Give the entries again, word for word.

[Collected data entries]
=-=-=-=-=

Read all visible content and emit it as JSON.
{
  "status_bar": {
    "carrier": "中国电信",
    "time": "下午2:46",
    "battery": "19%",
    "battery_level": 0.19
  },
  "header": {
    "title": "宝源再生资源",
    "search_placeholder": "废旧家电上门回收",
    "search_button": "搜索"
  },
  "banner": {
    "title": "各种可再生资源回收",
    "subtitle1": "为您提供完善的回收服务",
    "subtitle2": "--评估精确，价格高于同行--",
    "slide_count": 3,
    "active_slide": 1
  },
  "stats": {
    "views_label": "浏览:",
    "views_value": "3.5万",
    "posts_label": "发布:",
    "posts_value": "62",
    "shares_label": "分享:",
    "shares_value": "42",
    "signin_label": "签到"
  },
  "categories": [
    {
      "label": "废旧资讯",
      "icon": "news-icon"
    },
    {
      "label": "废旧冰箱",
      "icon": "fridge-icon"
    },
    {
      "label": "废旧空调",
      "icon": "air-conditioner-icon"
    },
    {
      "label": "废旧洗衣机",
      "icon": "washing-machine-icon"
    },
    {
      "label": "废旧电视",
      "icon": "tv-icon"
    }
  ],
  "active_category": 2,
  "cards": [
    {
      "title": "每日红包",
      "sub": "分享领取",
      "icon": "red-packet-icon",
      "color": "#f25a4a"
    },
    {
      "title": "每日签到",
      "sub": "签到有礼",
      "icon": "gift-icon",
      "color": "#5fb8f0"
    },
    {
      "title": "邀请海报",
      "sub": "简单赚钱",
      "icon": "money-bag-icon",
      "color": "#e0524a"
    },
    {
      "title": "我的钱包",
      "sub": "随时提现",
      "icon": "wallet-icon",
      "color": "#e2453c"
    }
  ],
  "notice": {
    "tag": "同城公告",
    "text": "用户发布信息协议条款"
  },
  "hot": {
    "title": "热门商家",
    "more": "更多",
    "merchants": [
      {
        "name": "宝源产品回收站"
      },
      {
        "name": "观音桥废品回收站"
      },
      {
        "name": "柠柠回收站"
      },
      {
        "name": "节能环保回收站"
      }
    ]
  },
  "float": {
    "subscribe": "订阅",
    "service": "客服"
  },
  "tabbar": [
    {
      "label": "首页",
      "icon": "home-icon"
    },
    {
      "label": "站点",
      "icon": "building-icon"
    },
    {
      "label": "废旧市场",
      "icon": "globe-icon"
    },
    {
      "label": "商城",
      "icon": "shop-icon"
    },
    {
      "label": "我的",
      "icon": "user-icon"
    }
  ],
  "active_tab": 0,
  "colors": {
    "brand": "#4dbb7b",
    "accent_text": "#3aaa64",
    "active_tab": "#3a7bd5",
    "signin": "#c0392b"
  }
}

=-=-=-=-=

• _Final answer_
Read all visible content and emit it as JSON.
{
  "status_bar": {
    "carrier": "中国电信",
    "time": "下午2:46",
    "battery": "19%",
    "battery_level": 0.19
  },
  "header": {
    "title": "宝源再生资源",
    "search_placeholder": "废旧家电上门回收",
    "search_button": "搜索"
  },
  "banner": {
    "title": "各种可再生资源回收",
    "subtitle1": "为您提供完善的回收服务",
    "subtitle2": "--评估精确，价格高于同行--",
    "slide_count": 3,
    "active_slide": 1
  },
  "stats": {
    "views_label": "浏览:",
    "views_value": "3.5万",
    "posts_label": "发布:",
    "posts_value": "62",
    "shares_label": "分享:",
    "shares_value": "42",
    "signin_label": "签到"
  },
  "categories": [
    {
      "label": "废旧资讯",
      "icon": "news-icon"
    },
    {
      "label": "废旧冰箱",
      "icon": "fridge-icon"
    },
    {
      "label": "废旧空调",
      "icon": "air-conditioner-icon"
    },
    {
      "label": "废旧洗衣机",
      "icon": "washing-machine-icon"
    },
    {
      "label": "废旧电视",
      "icon": "tv-icon"
    }
  ],
  "active_category": 2,
  "cards": [
    {
      "title": "每日红包",
      "sub": "分享领取",
      "icon": "red-packet-icon",
      "color": "#f25a4a"
    },
    {
      "title": "每日签到",
      "sub": "签到有礼",
      "icon": "gift-icon",
      "color": "#5fb8f0"
    },
    {
      "title": "邀请海报",
      "sub": "简单赚钱",
      "icon": "money-bag-icon",
      "color": "#e0524a"
    },
    {
      "title": "我的钱包",
      "sub": "随时提现",
      "icon": "wallet-icon",
      "color": "#e2453c"
    }
  ],
  "notice": {
    "tag": "同城公告",
    "text": "用户发布信息协议条款"
  },
  "hot": {
    "title": "热门商家",
    "more": "更多",
    "merchants": [
      {
        "name": "宝源产品回收站"
      },
      {
        "name": "观音桥废品回收站"
      },
      {
        "name": "柠柠回收站"
      },
      {
        "name": "节能环保回收站"
      }
    ]
  },
  "float": {
    "subscribe": "订阅",
    "service": "客服"
  },
  "tabbar": [
    {
      "label": "首页",
      "icon": "home-icon"
    },
    {
      "label": "站点",
      "icon": "building-icon"
    },
    {
      "label": "废旧市场",
      "icon": "globe-icon"
    },
    {
      "label": "商城",
      "icon": "shop-icon"
    },
    {
      "label": "我的",
      "icon": "user-icon"
    }
  ],
  "active_tab": 0,
  "colors": {
    "brand": "#4dbb7b",
    "accent_text": "#3aaa64",
    "active_tab": "#3a7bd5",
    "signin": "#c0392b"
  }
}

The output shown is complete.